* Task instructions
Take from the listing each line that has the string "JSON".

* Listed records
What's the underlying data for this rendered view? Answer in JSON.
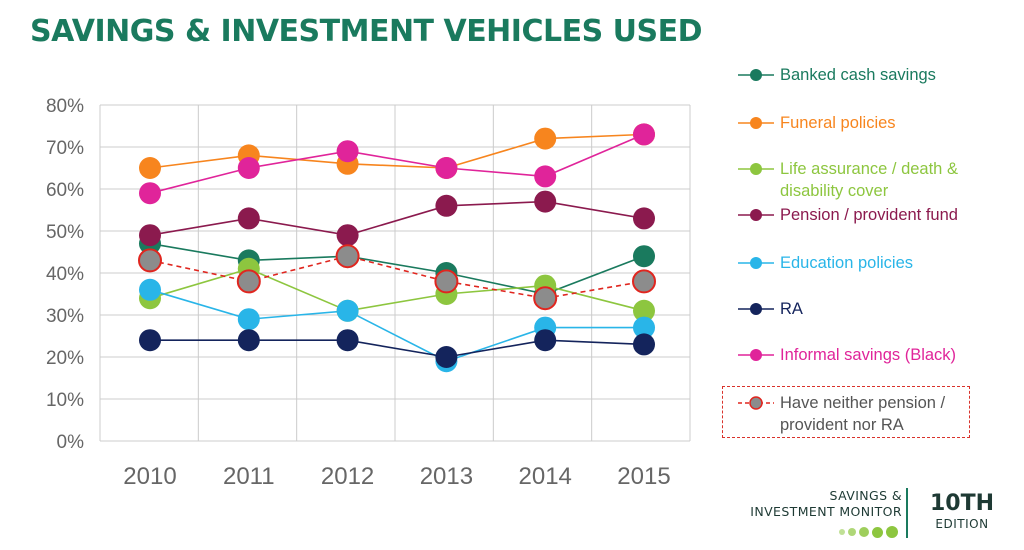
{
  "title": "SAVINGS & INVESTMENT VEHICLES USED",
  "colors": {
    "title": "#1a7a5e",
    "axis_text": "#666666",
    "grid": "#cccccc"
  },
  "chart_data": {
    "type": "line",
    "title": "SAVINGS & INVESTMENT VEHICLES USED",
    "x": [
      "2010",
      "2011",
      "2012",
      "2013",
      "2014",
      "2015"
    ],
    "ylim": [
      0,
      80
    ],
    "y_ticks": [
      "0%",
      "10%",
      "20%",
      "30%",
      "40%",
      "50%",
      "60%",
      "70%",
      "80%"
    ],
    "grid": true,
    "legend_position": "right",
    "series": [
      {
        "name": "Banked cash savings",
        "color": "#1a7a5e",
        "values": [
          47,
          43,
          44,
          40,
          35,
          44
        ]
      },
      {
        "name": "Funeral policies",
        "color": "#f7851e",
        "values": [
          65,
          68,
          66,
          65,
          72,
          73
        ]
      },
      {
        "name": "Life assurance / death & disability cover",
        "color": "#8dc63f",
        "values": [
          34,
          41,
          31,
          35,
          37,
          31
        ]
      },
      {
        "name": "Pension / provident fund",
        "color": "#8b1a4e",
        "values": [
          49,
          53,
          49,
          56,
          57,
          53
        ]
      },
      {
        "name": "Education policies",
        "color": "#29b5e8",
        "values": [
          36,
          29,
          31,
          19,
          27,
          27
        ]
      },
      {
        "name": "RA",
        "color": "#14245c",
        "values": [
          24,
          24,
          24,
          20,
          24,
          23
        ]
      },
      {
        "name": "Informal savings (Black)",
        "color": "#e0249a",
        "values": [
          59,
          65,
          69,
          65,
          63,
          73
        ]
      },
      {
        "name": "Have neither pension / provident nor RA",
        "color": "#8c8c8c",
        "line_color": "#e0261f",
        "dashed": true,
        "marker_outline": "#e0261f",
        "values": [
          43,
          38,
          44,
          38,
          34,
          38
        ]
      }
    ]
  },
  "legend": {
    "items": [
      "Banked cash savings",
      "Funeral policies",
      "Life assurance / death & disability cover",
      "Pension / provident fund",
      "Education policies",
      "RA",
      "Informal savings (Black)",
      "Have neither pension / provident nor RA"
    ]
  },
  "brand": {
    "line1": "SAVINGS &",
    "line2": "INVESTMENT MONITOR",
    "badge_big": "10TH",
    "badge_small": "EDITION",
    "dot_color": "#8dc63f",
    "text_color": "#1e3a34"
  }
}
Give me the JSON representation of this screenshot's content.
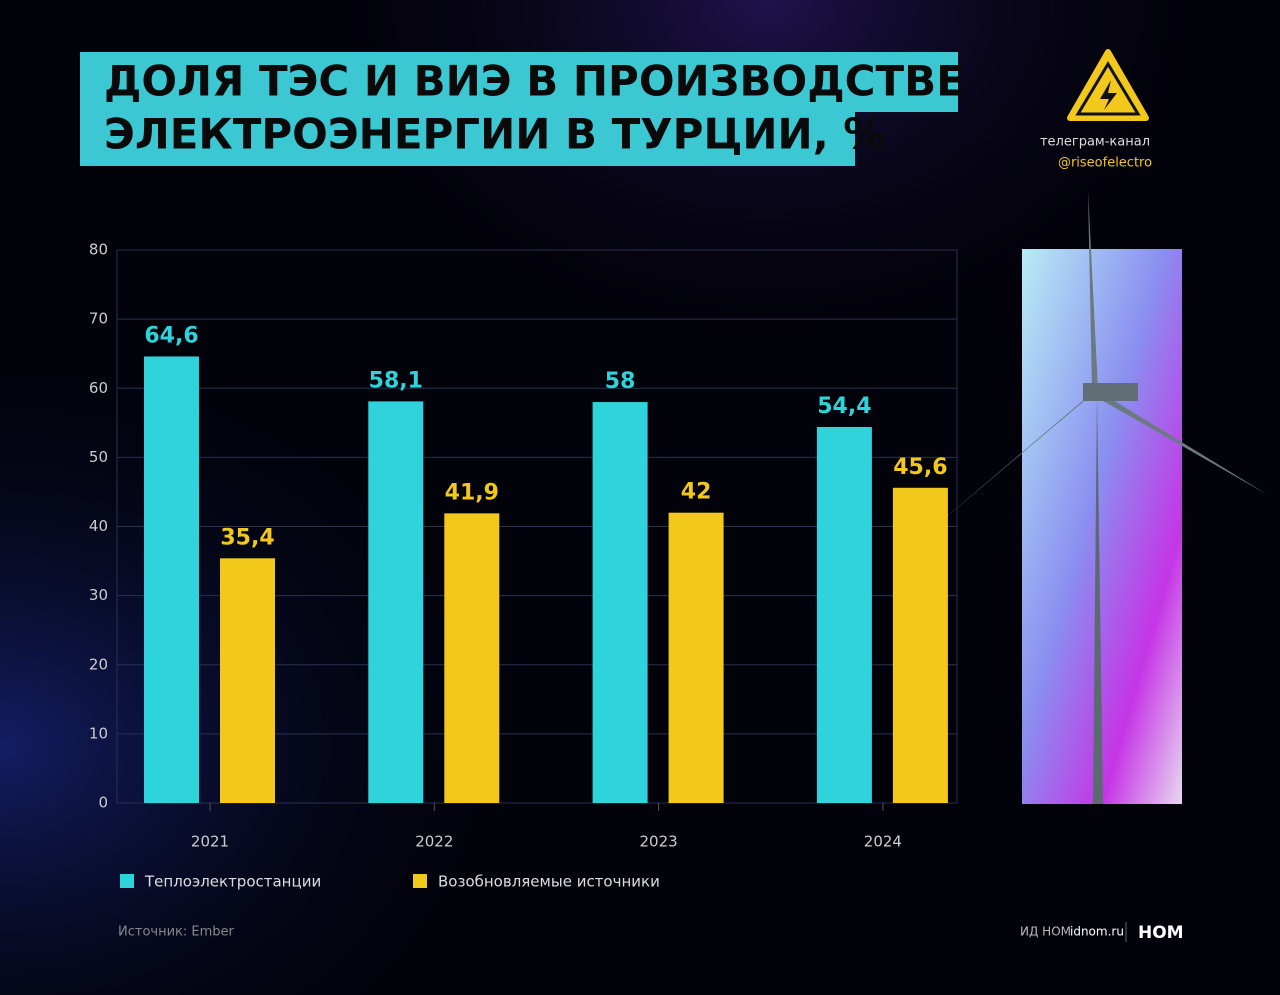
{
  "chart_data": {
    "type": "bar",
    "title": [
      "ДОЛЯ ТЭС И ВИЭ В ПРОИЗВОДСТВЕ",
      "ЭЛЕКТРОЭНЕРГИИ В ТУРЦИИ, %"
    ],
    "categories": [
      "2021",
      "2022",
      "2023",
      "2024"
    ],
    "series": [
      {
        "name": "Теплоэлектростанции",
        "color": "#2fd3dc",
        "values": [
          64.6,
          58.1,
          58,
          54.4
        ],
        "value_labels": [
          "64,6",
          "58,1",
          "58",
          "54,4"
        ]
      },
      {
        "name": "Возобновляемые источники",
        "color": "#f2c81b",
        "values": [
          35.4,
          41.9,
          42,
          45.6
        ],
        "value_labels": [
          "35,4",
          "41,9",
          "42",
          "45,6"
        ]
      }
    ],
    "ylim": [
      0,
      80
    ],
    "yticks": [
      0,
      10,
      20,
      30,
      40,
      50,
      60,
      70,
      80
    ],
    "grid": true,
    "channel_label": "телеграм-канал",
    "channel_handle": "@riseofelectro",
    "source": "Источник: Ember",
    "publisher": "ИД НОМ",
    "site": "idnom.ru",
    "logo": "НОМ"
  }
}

* Result of the task
What's the underlying data for this rendered view? Answer in JSON.
Give me the JSON representation of this screenshot's content.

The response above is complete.